JOB | Every line that contains "PCRP" counts once; give the total number of such lines, with no other words.

(Figure record extracts)
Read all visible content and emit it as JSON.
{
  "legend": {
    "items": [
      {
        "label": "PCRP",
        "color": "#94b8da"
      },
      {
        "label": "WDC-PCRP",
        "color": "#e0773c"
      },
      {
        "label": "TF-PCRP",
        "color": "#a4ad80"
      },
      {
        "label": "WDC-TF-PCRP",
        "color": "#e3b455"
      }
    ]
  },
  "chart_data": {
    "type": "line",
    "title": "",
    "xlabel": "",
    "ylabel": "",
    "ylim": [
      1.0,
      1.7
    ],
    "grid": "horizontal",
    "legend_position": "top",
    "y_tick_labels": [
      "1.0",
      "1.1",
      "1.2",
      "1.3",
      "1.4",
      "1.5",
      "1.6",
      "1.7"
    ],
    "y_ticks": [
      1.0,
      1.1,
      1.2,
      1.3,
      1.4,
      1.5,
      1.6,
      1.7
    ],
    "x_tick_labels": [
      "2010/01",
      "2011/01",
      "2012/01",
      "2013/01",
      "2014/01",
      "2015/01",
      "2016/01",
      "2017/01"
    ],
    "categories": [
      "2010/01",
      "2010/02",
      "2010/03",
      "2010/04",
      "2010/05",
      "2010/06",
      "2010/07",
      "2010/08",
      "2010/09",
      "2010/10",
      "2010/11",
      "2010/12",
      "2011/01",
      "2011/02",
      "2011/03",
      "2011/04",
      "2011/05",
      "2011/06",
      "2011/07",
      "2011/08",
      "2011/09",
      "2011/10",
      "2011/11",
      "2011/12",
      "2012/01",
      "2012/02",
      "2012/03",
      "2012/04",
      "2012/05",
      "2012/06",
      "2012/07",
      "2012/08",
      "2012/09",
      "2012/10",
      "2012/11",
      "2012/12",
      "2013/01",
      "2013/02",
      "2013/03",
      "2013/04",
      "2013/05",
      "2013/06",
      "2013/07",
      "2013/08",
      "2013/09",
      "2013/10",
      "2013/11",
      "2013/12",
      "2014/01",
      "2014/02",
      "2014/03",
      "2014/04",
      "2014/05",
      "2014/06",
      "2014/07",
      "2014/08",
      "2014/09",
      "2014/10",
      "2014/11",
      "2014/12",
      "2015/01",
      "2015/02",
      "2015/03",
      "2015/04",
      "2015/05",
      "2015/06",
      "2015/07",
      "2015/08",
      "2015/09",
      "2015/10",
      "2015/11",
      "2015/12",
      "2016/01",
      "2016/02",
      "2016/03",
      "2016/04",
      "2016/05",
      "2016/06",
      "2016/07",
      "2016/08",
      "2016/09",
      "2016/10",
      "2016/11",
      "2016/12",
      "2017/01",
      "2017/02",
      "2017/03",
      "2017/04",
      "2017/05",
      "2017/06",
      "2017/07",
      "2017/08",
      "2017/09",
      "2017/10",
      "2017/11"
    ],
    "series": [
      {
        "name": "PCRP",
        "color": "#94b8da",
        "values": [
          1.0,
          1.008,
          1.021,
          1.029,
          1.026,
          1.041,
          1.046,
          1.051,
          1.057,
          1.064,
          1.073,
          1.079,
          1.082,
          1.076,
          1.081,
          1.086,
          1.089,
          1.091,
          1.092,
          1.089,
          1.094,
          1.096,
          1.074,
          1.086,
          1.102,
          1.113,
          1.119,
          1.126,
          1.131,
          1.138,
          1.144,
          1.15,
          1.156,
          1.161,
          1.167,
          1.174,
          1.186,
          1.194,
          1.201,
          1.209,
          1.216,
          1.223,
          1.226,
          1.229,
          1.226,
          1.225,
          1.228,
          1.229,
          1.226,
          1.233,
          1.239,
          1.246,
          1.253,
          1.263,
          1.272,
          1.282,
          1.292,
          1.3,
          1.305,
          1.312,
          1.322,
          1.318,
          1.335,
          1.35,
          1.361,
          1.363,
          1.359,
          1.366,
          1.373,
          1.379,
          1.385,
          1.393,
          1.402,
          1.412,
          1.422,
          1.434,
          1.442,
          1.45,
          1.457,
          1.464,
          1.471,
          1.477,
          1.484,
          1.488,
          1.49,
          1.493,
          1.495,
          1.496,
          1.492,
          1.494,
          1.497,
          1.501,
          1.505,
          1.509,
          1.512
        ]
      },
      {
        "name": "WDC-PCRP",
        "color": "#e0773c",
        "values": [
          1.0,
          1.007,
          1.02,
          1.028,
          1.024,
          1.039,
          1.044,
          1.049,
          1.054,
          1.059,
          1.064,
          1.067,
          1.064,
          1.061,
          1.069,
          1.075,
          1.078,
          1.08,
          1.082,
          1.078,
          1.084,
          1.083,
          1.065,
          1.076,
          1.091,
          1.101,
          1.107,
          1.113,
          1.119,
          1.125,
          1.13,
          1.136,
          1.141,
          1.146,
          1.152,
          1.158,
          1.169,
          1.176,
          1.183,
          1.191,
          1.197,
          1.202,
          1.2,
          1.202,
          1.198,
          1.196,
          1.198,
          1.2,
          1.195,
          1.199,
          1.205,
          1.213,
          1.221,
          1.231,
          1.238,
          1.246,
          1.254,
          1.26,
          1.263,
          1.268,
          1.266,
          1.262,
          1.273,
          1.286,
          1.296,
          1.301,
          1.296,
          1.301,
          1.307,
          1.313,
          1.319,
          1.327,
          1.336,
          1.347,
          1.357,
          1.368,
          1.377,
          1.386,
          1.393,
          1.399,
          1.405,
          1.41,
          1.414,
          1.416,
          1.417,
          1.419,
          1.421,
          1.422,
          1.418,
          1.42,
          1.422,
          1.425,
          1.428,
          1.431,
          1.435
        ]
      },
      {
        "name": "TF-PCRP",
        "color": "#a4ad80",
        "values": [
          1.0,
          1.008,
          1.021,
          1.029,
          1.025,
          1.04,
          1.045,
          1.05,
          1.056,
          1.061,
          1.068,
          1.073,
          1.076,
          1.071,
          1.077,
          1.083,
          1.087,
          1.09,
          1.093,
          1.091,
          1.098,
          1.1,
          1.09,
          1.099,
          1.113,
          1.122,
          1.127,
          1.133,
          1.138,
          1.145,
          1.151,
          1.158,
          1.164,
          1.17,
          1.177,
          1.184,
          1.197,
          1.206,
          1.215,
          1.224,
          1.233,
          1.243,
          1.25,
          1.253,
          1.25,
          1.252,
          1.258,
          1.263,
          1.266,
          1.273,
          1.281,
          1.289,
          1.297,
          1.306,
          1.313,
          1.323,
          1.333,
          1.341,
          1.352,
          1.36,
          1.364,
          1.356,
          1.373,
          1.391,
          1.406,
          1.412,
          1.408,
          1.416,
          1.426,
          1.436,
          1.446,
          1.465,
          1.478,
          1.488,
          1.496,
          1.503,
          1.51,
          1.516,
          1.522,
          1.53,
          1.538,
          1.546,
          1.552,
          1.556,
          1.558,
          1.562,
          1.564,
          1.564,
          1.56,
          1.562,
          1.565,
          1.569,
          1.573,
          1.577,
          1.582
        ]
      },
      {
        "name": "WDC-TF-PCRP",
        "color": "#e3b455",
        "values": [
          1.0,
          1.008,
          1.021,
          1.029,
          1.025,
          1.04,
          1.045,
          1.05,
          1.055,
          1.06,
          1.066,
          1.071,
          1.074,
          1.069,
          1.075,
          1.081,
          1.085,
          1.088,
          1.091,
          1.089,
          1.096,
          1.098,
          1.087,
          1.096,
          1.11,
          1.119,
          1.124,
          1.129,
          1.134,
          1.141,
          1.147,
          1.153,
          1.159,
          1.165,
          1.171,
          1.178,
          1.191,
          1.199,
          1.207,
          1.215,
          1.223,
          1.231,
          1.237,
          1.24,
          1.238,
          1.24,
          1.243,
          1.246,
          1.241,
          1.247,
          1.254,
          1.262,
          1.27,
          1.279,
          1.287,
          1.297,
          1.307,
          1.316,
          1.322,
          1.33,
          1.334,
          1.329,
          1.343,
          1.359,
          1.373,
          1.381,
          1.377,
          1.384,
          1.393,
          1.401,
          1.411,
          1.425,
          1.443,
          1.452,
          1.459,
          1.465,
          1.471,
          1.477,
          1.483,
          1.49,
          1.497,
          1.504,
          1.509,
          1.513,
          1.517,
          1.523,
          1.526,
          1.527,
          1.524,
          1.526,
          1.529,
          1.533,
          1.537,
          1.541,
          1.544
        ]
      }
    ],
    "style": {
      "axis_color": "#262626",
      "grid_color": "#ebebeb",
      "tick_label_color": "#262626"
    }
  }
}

SOLUTION | 8